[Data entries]

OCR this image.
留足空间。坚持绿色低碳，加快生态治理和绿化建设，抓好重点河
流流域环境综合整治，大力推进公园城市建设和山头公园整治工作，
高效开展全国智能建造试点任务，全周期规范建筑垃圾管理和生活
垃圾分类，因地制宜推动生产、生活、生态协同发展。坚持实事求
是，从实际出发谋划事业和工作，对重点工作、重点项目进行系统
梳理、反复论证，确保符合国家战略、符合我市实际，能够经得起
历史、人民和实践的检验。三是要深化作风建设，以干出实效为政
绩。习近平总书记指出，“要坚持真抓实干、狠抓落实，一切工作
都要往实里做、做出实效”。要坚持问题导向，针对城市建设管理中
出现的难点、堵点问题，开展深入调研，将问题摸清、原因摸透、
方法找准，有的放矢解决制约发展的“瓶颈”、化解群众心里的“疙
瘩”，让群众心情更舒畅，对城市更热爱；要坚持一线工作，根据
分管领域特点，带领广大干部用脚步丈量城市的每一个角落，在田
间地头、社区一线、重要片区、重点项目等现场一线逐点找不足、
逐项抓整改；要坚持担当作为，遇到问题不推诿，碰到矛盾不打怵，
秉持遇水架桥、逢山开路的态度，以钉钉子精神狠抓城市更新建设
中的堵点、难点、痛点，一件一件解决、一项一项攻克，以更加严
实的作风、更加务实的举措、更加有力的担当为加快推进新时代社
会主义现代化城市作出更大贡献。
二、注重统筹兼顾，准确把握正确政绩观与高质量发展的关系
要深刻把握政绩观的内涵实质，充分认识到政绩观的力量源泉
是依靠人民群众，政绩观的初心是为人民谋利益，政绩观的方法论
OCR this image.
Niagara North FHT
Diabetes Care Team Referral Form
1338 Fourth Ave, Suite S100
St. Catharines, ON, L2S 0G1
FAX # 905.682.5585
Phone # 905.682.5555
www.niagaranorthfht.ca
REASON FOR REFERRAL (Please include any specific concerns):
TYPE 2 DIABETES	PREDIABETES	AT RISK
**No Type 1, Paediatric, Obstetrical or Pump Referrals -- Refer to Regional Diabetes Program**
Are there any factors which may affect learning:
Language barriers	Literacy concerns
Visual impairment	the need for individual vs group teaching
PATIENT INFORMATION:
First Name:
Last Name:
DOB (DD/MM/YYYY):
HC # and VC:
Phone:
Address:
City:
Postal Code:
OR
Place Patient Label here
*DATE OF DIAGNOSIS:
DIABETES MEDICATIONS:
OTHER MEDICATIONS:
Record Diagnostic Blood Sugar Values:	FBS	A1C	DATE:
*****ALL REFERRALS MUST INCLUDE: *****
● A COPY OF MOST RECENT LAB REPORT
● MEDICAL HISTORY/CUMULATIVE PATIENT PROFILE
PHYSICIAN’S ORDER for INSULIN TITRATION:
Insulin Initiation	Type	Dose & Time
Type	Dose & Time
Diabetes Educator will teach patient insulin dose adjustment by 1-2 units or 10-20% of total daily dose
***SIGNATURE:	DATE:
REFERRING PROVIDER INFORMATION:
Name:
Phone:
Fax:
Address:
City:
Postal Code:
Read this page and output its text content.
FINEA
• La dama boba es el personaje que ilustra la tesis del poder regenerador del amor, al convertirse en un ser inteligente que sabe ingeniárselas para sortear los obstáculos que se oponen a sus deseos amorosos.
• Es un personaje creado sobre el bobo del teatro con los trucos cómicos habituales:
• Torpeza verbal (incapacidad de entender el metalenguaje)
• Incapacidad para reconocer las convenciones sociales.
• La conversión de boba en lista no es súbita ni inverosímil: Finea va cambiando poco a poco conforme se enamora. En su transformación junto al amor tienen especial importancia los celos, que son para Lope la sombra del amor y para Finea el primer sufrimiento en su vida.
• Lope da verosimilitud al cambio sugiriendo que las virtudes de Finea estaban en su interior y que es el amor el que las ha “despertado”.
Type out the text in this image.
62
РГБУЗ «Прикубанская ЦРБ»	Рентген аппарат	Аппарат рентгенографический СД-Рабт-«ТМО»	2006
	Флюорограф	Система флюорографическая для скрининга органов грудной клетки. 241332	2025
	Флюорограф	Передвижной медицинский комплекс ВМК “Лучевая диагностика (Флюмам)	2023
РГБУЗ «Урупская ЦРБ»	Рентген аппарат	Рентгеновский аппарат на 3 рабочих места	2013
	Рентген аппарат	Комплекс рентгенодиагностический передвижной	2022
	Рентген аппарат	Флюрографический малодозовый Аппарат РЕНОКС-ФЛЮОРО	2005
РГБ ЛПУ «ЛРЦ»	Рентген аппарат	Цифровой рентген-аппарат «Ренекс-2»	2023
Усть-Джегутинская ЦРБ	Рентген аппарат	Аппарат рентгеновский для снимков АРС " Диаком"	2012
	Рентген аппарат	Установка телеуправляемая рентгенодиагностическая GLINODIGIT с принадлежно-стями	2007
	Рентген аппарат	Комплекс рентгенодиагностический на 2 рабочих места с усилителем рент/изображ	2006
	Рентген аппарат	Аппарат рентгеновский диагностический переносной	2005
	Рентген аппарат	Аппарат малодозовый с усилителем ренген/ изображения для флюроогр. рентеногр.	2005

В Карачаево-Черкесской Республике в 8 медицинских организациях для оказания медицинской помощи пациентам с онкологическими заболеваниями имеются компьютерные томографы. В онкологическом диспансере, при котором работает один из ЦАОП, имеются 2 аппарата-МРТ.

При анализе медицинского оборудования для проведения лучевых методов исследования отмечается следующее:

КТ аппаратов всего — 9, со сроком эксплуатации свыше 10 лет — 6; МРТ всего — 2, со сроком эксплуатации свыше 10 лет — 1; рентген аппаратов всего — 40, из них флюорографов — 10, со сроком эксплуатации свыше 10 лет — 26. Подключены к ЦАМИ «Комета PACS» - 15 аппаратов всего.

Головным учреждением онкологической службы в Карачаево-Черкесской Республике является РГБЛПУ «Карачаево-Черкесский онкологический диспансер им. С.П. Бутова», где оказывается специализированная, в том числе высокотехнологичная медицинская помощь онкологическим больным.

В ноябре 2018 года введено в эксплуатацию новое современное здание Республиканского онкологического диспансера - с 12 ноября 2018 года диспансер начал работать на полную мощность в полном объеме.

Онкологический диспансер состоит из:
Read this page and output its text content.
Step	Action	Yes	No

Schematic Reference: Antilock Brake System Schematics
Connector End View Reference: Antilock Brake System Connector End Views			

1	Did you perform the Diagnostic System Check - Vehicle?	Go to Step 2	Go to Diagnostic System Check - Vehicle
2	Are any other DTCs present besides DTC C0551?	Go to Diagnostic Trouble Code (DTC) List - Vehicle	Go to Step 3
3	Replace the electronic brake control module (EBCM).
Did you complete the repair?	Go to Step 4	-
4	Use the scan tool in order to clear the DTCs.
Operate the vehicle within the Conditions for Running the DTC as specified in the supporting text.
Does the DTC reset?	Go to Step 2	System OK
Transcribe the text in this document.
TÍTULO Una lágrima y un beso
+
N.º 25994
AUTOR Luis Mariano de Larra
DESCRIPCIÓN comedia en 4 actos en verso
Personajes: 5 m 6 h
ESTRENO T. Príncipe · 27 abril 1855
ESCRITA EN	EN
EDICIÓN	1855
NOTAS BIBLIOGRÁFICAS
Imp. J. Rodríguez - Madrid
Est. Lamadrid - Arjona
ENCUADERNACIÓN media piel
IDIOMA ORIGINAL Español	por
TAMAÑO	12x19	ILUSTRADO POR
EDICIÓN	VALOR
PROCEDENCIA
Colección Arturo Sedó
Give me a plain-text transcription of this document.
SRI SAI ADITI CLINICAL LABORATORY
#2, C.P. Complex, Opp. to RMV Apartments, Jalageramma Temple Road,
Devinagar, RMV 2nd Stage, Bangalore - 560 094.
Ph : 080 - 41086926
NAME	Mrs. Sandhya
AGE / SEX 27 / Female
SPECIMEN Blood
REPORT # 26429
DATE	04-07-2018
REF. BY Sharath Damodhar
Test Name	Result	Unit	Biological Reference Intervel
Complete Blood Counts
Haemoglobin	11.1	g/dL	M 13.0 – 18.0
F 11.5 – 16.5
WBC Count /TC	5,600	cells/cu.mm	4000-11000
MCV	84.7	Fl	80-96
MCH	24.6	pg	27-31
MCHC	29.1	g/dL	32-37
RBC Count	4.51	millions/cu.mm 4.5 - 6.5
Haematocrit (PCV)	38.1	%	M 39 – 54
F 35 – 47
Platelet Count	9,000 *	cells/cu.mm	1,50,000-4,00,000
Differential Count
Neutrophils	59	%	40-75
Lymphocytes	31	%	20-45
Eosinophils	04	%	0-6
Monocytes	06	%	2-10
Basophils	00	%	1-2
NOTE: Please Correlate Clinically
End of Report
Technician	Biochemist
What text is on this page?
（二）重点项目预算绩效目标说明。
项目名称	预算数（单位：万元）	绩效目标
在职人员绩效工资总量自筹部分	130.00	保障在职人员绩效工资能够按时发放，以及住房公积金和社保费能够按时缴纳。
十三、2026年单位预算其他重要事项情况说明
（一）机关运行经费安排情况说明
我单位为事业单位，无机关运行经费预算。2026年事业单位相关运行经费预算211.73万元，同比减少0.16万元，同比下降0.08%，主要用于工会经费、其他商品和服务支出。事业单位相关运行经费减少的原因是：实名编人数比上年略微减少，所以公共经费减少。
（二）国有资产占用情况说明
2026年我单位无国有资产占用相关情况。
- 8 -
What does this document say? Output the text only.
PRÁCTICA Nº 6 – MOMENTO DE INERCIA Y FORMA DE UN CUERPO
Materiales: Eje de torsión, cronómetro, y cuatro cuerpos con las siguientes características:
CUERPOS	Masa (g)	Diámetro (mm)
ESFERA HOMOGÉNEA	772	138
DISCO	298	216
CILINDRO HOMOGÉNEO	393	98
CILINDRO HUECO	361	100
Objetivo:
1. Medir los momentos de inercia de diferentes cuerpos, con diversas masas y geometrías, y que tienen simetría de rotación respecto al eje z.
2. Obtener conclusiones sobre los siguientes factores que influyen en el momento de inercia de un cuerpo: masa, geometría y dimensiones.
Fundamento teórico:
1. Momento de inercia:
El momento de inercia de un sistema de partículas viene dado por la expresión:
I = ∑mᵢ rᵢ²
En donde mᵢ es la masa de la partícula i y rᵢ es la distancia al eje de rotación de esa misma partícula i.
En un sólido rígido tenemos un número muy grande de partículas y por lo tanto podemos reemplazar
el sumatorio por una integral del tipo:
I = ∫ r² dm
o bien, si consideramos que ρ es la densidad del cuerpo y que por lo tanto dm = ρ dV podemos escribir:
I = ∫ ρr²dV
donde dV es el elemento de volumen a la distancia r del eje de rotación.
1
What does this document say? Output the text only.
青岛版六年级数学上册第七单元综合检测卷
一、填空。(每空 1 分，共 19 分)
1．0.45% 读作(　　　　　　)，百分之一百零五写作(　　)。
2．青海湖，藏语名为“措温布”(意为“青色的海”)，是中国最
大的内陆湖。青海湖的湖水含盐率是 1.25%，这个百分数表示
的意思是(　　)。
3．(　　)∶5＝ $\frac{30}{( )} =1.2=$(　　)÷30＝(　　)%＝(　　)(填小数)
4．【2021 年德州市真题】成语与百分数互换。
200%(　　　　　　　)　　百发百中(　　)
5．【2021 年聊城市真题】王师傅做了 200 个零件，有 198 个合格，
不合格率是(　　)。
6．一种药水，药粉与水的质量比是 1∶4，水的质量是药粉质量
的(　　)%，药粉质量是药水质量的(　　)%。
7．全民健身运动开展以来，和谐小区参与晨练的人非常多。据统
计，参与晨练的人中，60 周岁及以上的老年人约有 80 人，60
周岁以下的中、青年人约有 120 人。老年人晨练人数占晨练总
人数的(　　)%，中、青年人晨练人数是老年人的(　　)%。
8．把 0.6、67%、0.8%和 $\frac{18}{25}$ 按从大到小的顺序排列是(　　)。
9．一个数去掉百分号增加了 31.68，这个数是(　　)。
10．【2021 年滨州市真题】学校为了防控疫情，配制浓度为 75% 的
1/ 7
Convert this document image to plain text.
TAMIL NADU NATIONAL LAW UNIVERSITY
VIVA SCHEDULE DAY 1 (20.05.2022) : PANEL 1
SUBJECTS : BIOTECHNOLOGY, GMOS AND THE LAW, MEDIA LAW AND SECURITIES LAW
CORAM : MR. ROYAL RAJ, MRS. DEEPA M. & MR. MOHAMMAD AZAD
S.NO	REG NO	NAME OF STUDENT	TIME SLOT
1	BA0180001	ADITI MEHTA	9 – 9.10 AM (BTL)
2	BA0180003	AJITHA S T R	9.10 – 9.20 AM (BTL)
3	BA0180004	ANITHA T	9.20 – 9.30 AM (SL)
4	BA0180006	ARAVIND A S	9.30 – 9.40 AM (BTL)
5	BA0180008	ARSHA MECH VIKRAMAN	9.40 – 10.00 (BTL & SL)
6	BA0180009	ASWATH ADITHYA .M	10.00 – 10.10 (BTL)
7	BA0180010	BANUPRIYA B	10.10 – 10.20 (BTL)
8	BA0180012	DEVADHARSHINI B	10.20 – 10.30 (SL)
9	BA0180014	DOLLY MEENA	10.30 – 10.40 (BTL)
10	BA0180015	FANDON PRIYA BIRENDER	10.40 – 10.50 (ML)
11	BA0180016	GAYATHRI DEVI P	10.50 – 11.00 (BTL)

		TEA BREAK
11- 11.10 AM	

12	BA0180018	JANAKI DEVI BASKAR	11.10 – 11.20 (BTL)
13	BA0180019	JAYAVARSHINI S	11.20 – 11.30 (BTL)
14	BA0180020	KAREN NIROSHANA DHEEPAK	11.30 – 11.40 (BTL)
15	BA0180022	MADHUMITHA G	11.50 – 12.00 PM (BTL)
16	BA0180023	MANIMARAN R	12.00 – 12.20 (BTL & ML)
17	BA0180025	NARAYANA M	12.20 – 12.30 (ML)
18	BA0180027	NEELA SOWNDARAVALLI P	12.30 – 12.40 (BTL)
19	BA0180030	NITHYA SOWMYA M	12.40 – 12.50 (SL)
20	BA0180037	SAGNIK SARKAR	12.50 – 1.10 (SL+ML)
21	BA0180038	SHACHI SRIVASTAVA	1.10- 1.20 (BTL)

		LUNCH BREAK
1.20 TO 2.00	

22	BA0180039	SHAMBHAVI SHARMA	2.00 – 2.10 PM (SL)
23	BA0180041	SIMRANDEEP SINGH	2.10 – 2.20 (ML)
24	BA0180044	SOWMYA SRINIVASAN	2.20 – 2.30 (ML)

◆ THE TASK:
Search the data for "CILINDRO" and list every line in which it occurs.

◆ RESPONSE TO THE TASK:
CILINDRO HOMOGÉNEO	393	98
CILINDRO HUECO	361	100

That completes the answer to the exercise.